### [Written task]
Scan the lines below for the word "центр". Copy each line you find it in.
-- START Task material --
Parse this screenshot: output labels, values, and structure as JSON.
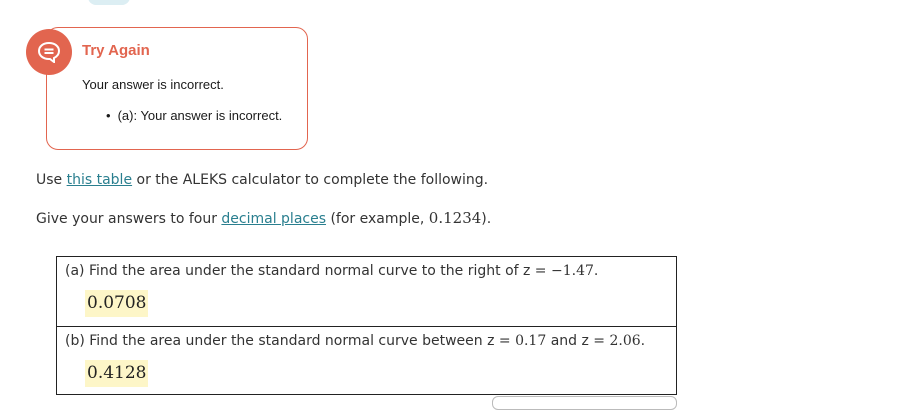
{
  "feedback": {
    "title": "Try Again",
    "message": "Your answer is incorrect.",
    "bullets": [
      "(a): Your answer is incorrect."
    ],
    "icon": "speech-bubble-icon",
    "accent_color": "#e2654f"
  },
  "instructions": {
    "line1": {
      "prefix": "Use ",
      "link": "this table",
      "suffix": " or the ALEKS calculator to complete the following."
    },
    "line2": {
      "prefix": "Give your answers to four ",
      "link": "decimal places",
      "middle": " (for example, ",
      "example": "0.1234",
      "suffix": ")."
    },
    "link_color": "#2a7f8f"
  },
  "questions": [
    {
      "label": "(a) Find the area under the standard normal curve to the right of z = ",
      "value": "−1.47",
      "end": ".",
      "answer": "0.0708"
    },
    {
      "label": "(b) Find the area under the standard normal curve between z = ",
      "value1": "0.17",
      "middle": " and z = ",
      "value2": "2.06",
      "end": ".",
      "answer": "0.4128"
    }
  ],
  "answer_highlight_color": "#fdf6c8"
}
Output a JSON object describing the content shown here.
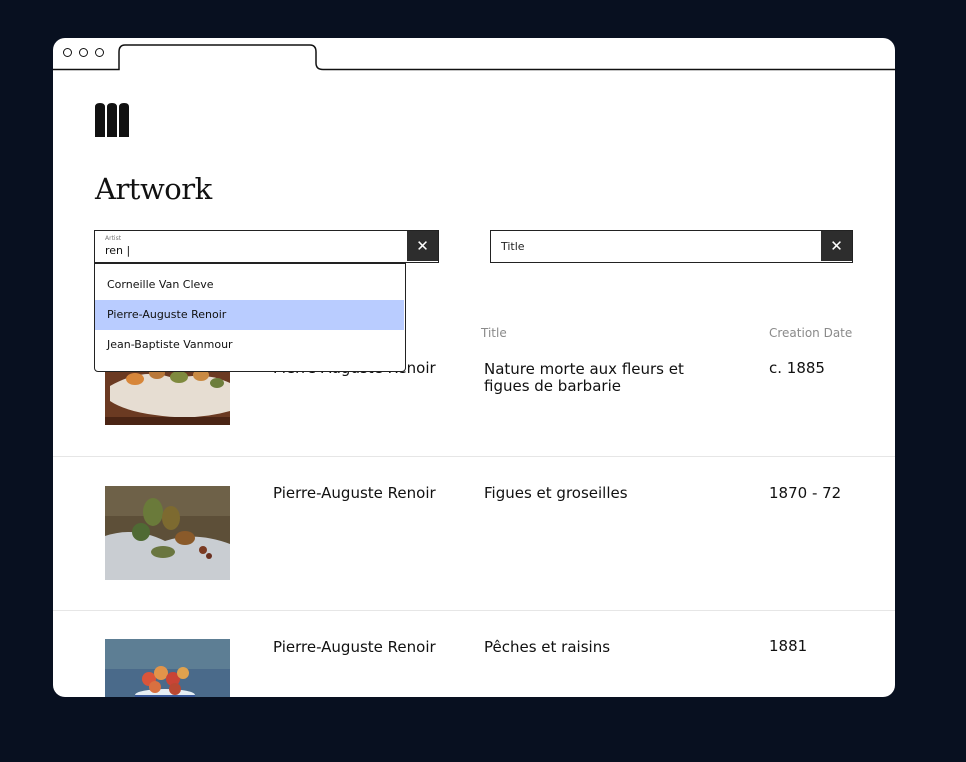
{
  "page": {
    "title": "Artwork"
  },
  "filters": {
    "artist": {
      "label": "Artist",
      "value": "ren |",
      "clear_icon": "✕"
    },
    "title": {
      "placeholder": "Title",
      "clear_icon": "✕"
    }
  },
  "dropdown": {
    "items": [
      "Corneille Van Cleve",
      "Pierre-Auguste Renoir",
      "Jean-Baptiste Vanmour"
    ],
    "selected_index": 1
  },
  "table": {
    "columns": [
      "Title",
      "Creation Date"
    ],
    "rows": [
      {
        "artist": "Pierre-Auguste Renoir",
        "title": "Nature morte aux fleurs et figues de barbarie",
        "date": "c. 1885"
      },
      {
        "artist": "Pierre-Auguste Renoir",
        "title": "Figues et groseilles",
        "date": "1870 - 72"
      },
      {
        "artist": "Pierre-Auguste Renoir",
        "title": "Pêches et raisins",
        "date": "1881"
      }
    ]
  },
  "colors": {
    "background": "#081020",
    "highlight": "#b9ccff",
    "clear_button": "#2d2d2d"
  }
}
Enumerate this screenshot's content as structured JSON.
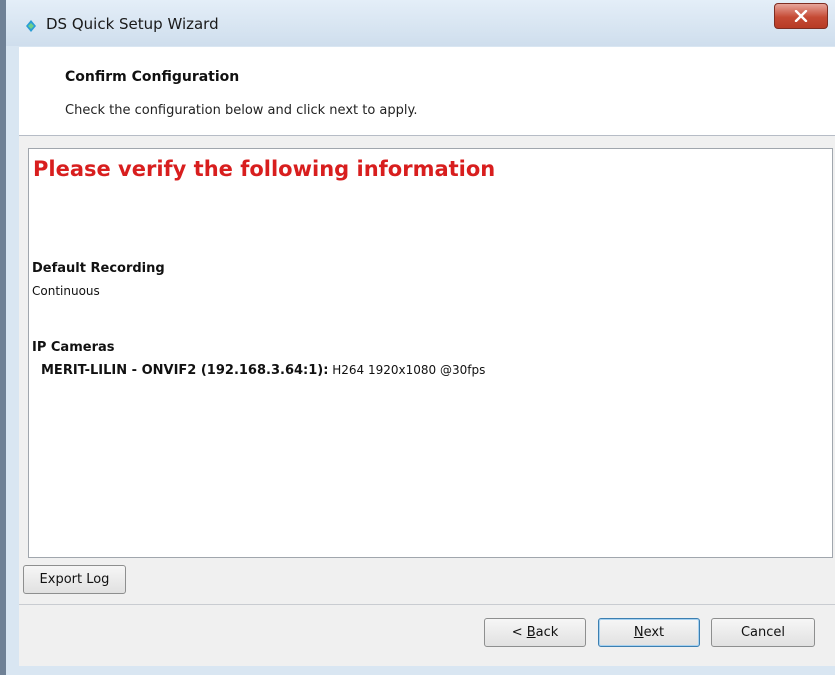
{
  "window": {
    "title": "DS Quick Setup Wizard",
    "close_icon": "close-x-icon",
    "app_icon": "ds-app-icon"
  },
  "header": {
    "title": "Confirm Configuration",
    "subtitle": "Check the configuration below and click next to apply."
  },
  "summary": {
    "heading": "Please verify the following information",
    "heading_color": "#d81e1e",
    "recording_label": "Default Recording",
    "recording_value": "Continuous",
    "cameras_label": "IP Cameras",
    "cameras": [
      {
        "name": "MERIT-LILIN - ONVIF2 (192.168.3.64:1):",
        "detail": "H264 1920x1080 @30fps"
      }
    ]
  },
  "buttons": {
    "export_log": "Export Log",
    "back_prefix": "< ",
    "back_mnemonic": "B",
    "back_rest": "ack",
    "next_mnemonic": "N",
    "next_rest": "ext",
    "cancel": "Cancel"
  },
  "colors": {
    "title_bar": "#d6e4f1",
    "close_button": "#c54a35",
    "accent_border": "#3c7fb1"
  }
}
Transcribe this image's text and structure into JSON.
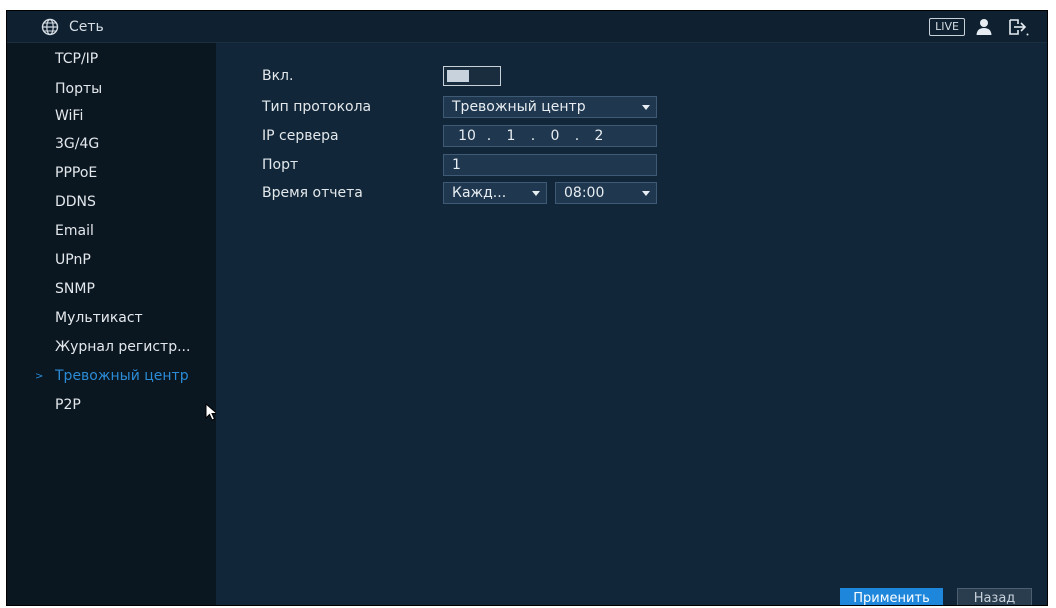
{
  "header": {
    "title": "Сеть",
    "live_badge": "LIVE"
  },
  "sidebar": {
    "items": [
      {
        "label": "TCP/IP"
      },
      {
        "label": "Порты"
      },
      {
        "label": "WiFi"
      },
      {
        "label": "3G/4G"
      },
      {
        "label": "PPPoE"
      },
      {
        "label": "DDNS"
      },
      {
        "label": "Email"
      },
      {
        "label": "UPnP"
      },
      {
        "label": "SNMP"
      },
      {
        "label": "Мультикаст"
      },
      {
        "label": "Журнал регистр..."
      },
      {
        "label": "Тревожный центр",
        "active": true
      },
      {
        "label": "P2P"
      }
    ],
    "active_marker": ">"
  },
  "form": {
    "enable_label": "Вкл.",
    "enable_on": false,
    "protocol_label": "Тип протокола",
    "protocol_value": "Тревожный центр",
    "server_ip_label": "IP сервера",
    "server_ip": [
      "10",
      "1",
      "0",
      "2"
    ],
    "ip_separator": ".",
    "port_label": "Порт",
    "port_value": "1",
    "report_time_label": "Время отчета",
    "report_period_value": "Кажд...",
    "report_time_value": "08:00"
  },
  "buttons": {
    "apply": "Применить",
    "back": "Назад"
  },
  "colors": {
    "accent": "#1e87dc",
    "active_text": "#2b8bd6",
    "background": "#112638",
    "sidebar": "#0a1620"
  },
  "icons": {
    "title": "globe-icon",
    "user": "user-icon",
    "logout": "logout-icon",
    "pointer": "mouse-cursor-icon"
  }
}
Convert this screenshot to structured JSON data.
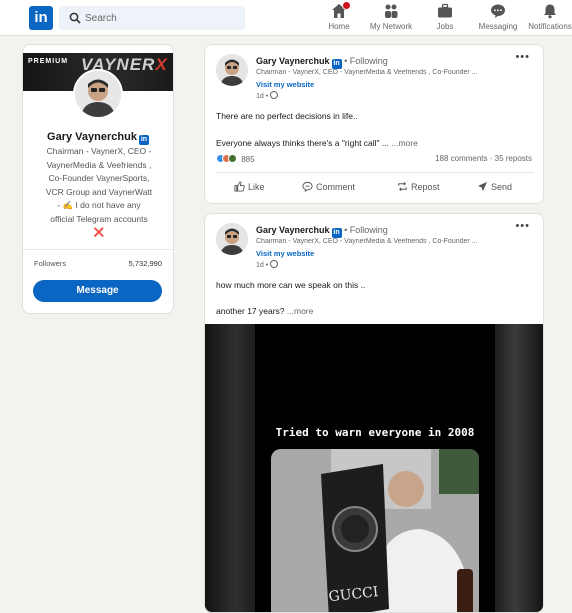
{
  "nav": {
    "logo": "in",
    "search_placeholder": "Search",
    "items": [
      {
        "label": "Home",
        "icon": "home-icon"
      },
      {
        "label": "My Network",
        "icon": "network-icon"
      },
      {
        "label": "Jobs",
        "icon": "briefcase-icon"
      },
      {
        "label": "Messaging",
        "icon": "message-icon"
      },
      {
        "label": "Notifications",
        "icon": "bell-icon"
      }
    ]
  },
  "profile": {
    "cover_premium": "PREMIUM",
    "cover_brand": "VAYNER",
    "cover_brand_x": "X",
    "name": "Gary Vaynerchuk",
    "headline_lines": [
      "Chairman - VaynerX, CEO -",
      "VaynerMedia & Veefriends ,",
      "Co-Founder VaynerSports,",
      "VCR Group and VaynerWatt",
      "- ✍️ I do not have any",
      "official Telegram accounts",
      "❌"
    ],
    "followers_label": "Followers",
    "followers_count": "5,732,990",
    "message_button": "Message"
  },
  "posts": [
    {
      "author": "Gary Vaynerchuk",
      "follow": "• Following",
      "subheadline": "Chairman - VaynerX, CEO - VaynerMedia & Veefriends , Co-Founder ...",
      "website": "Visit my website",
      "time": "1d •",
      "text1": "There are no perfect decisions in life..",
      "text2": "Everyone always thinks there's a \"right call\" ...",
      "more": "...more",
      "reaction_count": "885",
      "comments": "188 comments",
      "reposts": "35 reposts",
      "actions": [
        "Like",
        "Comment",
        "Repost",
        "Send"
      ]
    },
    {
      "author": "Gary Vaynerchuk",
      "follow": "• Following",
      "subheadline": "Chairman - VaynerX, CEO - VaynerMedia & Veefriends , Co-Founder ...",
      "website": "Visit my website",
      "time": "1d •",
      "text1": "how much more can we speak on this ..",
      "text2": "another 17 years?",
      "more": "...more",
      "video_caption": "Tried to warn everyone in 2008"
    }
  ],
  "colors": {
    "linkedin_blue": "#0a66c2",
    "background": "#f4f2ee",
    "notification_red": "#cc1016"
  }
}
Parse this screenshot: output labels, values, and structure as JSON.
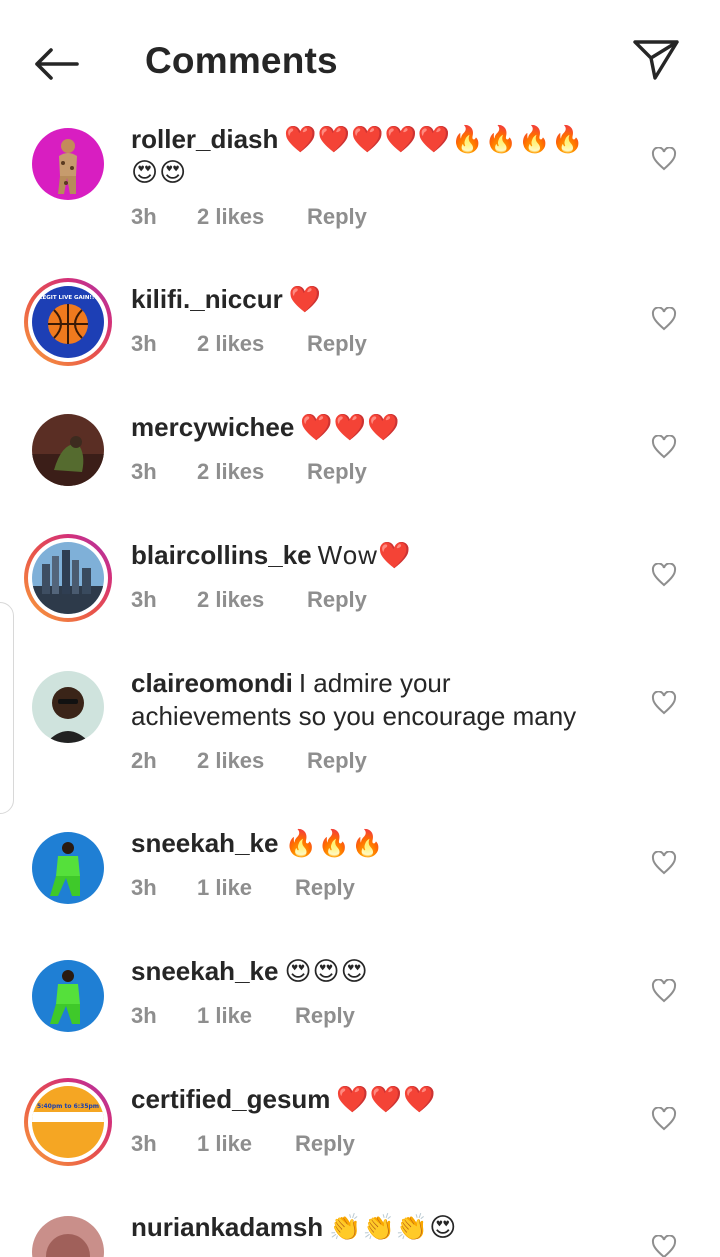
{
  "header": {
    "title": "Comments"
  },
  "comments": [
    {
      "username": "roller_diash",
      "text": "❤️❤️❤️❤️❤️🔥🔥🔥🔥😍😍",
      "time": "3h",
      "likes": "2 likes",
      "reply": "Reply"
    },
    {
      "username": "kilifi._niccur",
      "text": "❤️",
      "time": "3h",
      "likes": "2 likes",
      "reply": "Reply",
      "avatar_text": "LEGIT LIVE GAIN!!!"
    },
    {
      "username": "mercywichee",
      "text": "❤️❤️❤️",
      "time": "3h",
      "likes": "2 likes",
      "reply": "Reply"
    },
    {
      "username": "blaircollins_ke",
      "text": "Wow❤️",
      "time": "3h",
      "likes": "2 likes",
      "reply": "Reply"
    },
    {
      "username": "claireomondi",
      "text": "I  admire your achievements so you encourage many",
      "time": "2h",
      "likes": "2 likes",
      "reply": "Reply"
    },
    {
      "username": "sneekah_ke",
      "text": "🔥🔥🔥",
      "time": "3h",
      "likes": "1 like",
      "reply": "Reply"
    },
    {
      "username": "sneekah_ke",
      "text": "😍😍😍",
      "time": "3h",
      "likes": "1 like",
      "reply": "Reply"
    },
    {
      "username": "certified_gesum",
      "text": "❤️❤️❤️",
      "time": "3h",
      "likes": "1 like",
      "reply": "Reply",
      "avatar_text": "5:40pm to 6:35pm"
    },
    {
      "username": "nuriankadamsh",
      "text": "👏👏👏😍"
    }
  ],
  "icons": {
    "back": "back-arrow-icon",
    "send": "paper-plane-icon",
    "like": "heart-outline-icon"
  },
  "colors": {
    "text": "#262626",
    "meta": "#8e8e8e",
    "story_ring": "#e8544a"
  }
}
-- END Task material --
### [Full solution]
        "label": "Тревожный центр",
    "protocol_value": "Тревожный центр",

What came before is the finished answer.